Give the number of lines that contain the string "κάνει", please, and nothing else.

######

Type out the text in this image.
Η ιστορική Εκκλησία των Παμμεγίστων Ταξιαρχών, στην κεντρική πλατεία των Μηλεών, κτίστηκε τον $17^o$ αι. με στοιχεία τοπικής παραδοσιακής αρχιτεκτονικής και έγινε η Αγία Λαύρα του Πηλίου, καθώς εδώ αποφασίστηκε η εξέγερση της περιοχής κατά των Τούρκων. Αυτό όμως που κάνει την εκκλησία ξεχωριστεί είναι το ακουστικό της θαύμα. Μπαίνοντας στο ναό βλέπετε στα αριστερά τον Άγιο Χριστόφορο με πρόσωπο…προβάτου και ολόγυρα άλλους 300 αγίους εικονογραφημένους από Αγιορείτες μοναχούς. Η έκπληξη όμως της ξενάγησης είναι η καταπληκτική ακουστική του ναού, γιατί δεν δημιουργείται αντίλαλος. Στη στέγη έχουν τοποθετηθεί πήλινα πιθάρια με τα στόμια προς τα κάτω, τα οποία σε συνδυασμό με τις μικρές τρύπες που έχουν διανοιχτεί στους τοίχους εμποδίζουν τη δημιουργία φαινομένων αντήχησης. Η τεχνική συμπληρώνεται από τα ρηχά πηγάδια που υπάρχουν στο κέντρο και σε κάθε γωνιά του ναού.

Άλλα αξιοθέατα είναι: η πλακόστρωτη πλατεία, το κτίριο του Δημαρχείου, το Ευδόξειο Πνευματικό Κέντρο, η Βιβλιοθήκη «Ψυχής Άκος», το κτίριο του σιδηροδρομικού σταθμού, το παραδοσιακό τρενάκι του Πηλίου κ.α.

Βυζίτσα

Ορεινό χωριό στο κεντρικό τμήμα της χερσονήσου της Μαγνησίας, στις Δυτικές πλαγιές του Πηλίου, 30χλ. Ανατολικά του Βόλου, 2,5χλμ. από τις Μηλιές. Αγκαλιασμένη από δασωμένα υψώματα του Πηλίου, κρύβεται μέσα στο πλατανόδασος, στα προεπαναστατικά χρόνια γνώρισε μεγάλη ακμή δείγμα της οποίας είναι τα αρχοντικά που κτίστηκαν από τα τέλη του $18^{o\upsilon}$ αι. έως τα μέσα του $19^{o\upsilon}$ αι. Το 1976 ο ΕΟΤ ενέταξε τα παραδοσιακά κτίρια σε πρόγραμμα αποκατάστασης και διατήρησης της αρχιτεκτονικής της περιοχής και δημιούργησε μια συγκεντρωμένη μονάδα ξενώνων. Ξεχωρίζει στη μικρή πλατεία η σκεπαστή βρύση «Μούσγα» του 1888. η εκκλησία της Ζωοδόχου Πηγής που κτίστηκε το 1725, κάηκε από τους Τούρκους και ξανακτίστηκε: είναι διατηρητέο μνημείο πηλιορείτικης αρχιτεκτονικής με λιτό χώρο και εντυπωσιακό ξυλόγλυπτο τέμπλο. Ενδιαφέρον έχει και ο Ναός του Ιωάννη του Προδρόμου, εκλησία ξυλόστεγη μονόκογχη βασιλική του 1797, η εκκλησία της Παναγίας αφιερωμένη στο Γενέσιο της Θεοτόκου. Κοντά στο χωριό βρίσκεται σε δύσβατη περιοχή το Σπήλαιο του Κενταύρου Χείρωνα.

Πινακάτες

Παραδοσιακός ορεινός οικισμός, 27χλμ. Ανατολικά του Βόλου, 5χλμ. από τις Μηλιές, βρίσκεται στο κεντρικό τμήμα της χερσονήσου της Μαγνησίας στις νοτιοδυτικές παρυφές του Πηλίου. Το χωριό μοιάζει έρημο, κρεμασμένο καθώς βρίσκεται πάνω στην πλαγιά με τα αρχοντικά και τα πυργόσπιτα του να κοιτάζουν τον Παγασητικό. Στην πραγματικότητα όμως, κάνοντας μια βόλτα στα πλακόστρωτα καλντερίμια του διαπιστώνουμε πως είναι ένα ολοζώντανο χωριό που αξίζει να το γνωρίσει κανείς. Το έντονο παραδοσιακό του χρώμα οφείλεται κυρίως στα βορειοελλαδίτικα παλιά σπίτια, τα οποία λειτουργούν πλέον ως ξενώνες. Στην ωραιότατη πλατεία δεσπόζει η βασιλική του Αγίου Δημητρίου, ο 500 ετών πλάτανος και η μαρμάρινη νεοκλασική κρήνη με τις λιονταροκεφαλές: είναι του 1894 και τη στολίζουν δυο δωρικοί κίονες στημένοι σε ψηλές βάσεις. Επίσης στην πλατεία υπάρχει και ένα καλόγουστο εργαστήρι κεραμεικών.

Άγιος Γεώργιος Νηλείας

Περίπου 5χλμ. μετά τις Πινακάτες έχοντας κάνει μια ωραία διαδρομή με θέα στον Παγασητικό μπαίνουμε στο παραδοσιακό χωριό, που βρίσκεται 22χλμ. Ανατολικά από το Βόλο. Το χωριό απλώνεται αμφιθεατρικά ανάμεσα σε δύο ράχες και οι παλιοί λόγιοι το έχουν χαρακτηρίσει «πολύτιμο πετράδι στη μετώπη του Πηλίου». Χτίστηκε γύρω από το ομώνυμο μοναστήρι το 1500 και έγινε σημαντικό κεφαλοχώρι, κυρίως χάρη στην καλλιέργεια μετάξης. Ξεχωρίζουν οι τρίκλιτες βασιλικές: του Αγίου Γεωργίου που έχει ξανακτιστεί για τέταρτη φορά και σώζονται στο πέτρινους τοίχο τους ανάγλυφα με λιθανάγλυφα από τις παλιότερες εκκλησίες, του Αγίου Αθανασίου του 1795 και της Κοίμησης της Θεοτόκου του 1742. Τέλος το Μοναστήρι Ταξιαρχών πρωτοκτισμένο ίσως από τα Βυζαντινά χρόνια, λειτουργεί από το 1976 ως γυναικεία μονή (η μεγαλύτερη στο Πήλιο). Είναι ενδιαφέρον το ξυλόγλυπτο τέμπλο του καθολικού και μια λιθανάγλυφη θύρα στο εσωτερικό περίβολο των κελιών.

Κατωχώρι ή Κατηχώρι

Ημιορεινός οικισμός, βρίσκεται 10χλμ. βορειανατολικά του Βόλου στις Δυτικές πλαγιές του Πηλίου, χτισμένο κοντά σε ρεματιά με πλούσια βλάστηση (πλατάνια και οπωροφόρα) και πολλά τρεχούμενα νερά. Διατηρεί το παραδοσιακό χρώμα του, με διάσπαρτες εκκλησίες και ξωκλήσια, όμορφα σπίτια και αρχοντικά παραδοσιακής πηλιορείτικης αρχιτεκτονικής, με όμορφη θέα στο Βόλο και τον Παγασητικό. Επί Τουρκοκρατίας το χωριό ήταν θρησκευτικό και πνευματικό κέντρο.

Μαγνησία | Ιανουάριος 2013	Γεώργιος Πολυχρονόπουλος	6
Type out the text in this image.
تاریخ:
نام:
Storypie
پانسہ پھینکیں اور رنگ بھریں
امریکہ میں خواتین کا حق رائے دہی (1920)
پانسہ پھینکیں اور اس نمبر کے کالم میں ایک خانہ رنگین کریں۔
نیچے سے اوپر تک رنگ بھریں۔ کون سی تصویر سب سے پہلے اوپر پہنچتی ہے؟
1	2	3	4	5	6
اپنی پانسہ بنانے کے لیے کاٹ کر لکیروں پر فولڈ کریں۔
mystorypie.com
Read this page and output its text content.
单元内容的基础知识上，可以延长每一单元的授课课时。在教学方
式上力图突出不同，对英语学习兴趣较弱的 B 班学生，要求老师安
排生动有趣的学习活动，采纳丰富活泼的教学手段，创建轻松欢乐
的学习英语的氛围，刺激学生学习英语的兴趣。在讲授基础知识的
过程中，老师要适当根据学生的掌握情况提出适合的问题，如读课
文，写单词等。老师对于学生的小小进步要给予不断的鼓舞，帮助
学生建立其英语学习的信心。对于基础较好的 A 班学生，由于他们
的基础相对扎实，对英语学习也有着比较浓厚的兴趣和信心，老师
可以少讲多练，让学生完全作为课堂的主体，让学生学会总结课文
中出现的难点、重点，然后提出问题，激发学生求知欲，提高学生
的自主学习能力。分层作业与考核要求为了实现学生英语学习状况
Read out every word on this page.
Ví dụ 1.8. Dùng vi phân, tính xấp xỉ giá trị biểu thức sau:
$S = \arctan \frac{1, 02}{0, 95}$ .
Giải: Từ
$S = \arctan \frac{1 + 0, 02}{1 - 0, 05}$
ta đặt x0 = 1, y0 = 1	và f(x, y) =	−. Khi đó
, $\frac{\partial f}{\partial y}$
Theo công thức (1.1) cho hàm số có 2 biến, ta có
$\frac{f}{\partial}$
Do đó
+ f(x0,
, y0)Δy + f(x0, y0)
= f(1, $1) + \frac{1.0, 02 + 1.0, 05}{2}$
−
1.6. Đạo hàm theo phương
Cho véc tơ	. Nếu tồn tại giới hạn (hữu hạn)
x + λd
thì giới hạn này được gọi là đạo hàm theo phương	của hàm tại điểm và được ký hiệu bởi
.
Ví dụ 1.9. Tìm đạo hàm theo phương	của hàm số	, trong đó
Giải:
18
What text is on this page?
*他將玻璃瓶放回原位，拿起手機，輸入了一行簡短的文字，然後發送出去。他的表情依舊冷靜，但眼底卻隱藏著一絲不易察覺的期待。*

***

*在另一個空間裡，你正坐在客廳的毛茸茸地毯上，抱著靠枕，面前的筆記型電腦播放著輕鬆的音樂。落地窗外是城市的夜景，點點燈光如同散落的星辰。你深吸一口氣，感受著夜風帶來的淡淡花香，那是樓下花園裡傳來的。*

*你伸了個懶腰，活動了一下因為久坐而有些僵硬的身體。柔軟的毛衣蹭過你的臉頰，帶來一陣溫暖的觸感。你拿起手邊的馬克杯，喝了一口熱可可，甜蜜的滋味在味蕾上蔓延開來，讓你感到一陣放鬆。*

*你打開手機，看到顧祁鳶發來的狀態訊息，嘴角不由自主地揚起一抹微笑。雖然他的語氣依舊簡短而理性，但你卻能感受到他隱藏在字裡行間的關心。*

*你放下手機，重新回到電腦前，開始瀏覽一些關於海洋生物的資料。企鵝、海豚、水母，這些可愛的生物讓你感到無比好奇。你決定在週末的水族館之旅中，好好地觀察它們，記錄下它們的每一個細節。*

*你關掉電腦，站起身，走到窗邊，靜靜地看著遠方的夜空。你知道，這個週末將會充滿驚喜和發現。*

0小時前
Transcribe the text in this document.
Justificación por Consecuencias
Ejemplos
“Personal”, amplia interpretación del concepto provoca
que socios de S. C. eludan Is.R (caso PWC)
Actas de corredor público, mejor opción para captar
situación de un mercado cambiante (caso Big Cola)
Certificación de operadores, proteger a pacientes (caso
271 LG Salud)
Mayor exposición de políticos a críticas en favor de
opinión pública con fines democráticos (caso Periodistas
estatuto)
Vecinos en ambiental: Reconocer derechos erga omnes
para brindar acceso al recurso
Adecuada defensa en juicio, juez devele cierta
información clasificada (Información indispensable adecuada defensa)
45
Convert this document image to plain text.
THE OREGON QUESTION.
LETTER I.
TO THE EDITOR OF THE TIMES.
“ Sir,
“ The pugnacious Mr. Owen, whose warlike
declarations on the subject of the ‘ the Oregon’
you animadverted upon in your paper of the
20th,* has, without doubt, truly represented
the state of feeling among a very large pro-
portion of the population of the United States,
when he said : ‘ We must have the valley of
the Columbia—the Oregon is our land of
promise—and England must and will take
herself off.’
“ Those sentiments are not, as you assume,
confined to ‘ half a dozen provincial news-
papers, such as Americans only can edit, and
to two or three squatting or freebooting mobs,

######

* **Output below**
2